_Collected data_
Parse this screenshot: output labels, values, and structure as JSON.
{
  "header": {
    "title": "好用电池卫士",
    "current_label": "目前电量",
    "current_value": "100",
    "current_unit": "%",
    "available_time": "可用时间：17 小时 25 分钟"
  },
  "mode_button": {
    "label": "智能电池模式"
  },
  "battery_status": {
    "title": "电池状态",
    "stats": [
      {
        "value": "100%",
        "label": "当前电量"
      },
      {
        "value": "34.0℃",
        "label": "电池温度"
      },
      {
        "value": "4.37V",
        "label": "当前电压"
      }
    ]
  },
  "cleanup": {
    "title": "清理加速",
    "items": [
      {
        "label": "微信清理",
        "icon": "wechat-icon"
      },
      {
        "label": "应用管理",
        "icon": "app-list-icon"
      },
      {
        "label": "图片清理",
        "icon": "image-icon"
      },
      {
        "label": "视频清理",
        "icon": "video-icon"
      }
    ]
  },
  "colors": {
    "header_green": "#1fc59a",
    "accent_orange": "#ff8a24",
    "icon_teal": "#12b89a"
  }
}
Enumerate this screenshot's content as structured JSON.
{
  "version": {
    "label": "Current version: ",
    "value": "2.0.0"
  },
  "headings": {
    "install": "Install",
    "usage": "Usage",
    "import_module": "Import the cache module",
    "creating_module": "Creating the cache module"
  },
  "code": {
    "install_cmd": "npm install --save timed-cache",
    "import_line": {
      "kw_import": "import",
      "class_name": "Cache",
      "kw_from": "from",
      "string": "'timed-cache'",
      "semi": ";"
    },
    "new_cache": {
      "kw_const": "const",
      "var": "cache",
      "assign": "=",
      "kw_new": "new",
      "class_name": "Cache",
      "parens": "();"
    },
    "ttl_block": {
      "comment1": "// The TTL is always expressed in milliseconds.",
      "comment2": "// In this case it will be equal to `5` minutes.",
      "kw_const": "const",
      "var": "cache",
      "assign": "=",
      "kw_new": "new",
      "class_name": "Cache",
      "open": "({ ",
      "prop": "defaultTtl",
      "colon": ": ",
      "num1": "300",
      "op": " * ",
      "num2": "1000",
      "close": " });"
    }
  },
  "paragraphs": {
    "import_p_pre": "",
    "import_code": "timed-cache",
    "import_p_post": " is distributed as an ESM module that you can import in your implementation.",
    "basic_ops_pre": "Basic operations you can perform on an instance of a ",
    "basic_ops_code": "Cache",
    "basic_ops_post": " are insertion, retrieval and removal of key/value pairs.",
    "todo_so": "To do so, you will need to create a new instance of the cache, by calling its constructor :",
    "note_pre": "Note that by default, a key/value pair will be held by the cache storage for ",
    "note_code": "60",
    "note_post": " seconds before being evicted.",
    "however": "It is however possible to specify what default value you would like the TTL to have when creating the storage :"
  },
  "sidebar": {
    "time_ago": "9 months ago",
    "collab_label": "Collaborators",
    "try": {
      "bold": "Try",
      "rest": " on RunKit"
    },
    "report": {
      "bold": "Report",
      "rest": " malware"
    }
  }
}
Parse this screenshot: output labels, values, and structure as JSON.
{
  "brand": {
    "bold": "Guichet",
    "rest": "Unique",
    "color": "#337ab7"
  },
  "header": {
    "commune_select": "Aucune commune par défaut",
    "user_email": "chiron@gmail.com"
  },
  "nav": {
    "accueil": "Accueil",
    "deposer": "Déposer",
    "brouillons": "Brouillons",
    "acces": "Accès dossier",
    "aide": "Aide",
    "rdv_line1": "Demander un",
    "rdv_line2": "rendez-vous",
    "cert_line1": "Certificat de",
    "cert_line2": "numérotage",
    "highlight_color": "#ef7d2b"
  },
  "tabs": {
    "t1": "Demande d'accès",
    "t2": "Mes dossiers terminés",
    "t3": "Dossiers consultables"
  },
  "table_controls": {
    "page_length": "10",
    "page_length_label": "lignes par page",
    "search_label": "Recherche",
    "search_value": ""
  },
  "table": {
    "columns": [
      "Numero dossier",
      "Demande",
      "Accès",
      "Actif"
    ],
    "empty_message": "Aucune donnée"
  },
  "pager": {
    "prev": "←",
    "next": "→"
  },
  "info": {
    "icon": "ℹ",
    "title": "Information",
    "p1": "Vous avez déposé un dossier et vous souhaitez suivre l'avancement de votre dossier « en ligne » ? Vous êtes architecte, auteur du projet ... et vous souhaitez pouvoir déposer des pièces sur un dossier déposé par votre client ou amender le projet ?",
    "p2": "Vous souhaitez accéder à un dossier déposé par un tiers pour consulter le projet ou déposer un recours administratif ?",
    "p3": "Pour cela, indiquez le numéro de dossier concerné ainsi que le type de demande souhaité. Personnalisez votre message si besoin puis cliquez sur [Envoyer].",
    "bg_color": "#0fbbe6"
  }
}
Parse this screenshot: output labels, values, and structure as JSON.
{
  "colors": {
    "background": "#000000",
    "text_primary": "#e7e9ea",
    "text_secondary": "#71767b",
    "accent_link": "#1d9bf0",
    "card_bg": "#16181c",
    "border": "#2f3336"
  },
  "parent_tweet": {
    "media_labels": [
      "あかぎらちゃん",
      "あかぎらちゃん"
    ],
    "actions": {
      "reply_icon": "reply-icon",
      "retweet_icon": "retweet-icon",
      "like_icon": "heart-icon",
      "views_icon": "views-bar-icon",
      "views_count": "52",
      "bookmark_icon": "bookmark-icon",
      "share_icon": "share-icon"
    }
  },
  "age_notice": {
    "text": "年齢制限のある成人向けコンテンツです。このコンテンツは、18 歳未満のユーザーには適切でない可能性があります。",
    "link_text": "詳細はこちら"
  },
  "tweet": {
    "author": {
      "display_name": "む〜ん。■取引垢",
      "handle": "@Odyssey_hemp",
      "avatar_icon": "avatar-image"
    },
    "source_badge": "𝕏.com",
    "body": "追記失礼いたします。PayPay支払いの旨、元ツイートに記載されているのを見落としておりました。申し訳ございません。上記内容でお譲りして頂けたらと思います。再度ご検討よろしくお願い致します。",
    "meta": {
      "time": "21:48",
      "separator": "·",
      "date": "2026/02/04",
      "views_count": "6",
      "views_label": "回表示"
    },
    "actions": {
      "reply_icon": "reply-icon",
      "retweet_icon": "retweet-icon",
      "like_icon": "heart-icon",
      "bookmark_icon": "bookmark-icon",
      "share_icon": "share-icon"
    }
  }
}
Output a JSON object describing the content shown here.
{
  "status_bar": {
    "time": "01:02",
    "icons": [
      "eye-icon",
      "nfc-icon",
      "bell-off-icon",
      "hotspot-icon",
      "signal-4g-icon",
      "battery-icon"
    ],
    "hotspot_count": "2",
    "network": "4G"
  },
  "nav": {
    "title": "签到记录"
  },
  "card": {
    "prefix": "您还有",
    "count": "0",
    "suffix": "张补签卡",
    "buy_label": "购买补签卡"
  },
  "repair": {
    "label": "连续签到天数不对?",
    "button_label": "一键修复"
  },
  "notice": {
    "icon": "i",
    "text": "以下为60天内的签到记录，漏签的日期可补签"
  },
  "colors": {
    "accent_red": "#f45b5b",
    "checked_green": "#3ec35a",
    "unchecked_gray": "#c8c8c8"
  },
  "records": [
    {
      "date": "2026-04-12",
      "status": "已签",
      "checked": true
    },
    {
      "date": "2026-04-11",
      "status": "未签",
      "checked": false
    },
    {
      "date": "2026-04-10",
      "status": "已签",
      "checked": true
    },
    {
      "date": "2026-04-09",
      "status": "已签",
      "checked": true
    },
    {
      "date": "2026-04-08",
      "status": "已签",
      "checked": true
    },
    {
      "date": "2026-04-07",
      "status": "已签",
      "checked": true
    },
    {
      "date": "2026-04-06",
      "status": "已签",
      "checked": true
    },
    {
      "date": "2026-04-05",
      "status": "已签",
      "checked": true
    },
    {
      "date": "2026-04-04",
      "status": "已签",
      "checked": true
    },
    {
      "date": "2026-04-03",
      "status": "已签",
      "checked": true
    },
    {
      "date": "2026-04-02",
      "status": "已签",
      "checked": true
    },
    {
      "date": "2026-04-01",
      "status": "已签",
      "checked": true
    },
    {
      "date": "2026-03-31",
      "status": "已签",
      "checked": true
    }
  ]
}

_What you have to do_
Select all lines in the listing above where the word "that" appears, and show them.

_The solution_
    "import_p_post": " is distributed as an ESM module that you can import in your implementation.",
    "note_pre": "Note that by default, a key/value pair will be held by the cache storage for ",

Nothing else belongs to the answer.